LISTA DE TAREFAS ::
1 – Extraia do trecho da entrevista o texto entre "Ana Kelly, Maria" e "contra a Mulher.", inclusive.
2 – No trecho da entrevista, qual cargo é atribuído a Marylúsia Feitosa?
3 – Prossiga com o trecho da entrevista sobre o Dia Internacional da Mulher a partir da última frase apresentada.

TRECHO DO DOCUMENTO ::
++++++++++

Jorge: Cinco pessoas foram inspiradoras para a pesquisa, por motivos diversos. Primeiramente, do ponto de vista acadêmico, a Professora Maria Bernadette é fonte permanente de incentivo à produção de pesquisa e ingresso na academia, por seu pioneirismo na Faculdade do Direito do Recife. Minha irmã, Emmanuella, que, por também pertencer à UFPE, na qualidade de Doutoranda em Educação, motivou-me a vencer desafios e a ingressar, também, no mundo acadêmico. De forma bem especial, minha mãe, Iolanda, é fonte de inspiração para tratar da Dignidade da Mulher pois ela personifica tantas outras mulheres que diariamente desdobram-se nas missões de trabalhar fora de casa e criar seus filhos. Por fim, não poderia deixar de citar três mulheres, juízas de Pernambuco, que me inspiram diariamente a perseguir o sonho de ingressar na magistratura estadual: Dra. Milena Cintra, Dra. Karla Fabíola e Dra. Pollyanna Pirauá.  

Ana Kelly, Maria do Carmo e Rozeane: Veronique Durand, antropóloga e pesquisadora; e Marylúsia Feitosa, juíza da 2ª Vara de Violência Doméstica e Familiar contra a Mulher.

Conecta: Dia 8 de maço é celebrado o Dia Internacional da Mulher. Na sua opinião, há mais motivos para comemorar ou para lutar?

Francisco: Nos últimos 40 anos, muitos avanços aconteceram, mas muito ainda precisa ser feito. As comemorações são importantes, pois nos impulsionam a seguir lutando.  É triste que a gente ainda precise falar sobre esse tema. Eu sonho com o dia em que não haverá distinções e preconceitos entre as pessoas apenas pelo seu gênero. Avante!

++++++++++

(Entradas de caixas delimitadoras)

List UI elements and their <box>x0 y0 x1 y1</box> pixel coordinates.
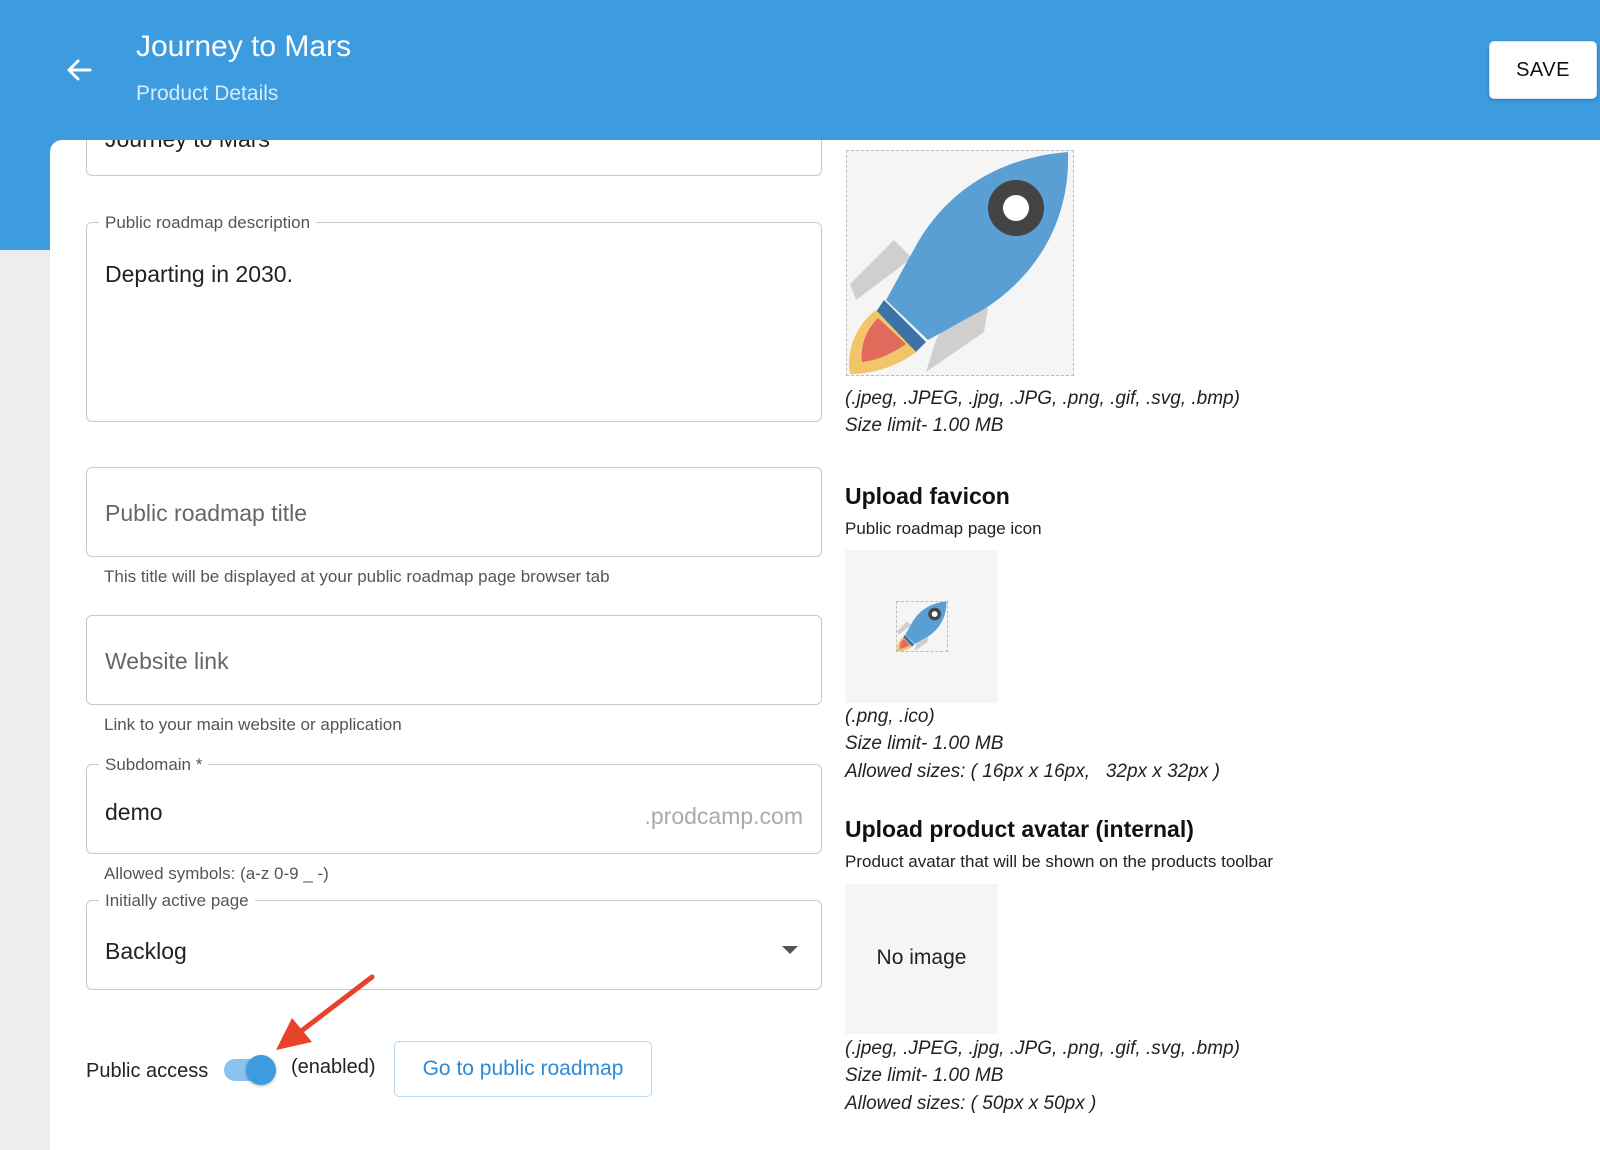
page-title: Journey to Mars <box>136 30 352 63</box>
content-card: Journey to Mars Public roadmap descripti… <box>50 140 1600 1150</box>
roadmap-title-placeholder: Public roadmap title <box>105 500 307 526</box>
subdomain-helper: Allowed symbols: (a-z 0-9 _ -) <box>104 864 329 883</box>
avatar-empty-label: No image <box>876 946 967 969</box>
favicon-upload-area[interactable] <box>845 550 998 703</box>
website-link-placeholder: Website link <box>105 648 229 674</box>
favicon-section-subtitle: Public roadmap page icon <box>845 519 1042 538</box>
avatar-formats: (.jpeg, .JPEG, .jpg, .JPG, .png, .gif, .… <box>845 1038 1240 1059</box>
roadmap-title-helper: This title will be displayed at your pub… <box>104 567 610 586</box>
avatar-upload-area[interactable]: No image <box>845 884 998 1034</box>
page-subtitle: Product Details <box>136 82 279 105</box>
subdomain-suffix: .prodcamp.com <box>644 803 803 829</box>
website-link-field[interactable]: Website link <box>86 615 822 705</box>
description-field[interactable]: Public roadmap description Departing in … <box>86 213 822 422</box>
avatar-size-limit: Size limit- 1.00 MB <box>845 1065 1004 1086</box>
arrow-left-icon <box>67 59 92 81</box>
logo-formats: (.jpeg, .JPEG, .jpg, .JPG, .png, .gif, .… <box>845 388 1240 409</box>
save-button[interactable]: SAVE <box>1489 41 1597 99</box>
website-link-helper: Link to your main website or application <box>104 715 402 734</box>
logo-upload-area[interactable] <box>846 150 1074 376</box>
favicon-section-title: Upload favicon <box>845 483 1010 509</box>
description-label: Public roadmap description <box>99 213 317 233</box>
go-to-public-roadmap-button[interactable]: Go to public roadmap <box>394 1041 652 1097</box>
logo-size-limit: Size limit- 1.00 MB <box>845 415 1004 436</box>
active-page-value: Backlog <box>105 938 187 964</box>
active-page-label: Initially active page <box>99 891 255 911</box>
subdomain-label: Subdomain * <box>99 755 209 775</box>
caret-down-icon <box>782 946 798 954</box>
avatar-section-title: Upload product avatar (internal) <box>845 816 1194 842</box>
product-name-value: Journey to Mars <box>105 140 270 153</box>
subdomain-value: demo <box>105 799 163 825</box>
favicon-formats: (.png, .ico) <box>845 706 935 727</box>
avatar-section-subtitle: Product avatar that will be shown on the… <box>845 852 1274 871</box>
back-button[interactable] <box>58 48 102 92</box>
roadmap-title-field[interactable]: Public roadmap title <box>86 467 822 557</box>
annotation-arrow-icon <box>276 974 375 1050</box>
description-value: Departing in 2030. <box>105 261 293 287</box>
favicon-allowed-sizes: Allowed sizes: ( 16px x 16px, 32px x 32p… <box>845 761 1220 782</box>
favicon-rocket-icon <box>896 601 947 652</box>
subdomain-field[interactable]: Subdomain * demo .prodcamp.com <box>86 755 822 854</box>
favicon-size-limit: Size limit- 1.00 MB <box>845 733 1004 754</box>
active-page-select[interactable]: Initially active page Backlog <box>86 891 822 990</box>
rocket-icon <box>849 152 1069 374</box>
product-name-field[interactable]: Journey to Mars <box>86 140 822 176</box>
public-access-label: Public access <box>86 1060 209 1082</box>
avatar-allowed-sizes: Allowed sizes: ( 50px x 50px ) <box>845 1093 1097 1114</box>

++++++++++

RESPOSTAS ::
1 –
Ana Kelly, Maria do Carmo e Rozeane: Veronique Durand, antropóloga e pesquisadora; e Marylúsia Feitosa, juíza da 2ª Vara de Violência Doméstica e Familiar contra a Mulher.

2 – Juíza da 2ª Vara de Violência Doméstica e Familiar contra a Mulher.

3 –
Jorge: Pude concluir, pelo estudo feito na pesquisa, os significativos avanços para o rompimento do ciclo de violência doméstica, especialmente após a entrada em vigor da Lei Maria da Penha. Por isso, entendo que temos muito mais motivos para comemorar. Houve uma grande evolução, sobretudo do ponto de vista de conscientização dos direitos da mulher. Não posso deixar de lembrar, contudo, que a luta é permanente e necessária. Permanente para que possamos buscar sempre melhores cenários e necessária para que não permitamos que os avanços alcançados sejam apagados.

Ana Kelly, Maria do Carmo e Rozeane: Sem deixar de reconhecer as conquistas alcançadas até aqui pelo segmento, diante da conjuntura de aprofundamento das desigualdades sociais, que tem fortes rebatimentos na vida das mulheres, há muito para lutar. Pois embora tenhamos avançado no atendimento as situações de violência, há um longo caminho a percorrer para se eliminar as causas da problemática em questão, a iniciar, evidentemente, pelo trabalho com as mulheres nesta situação.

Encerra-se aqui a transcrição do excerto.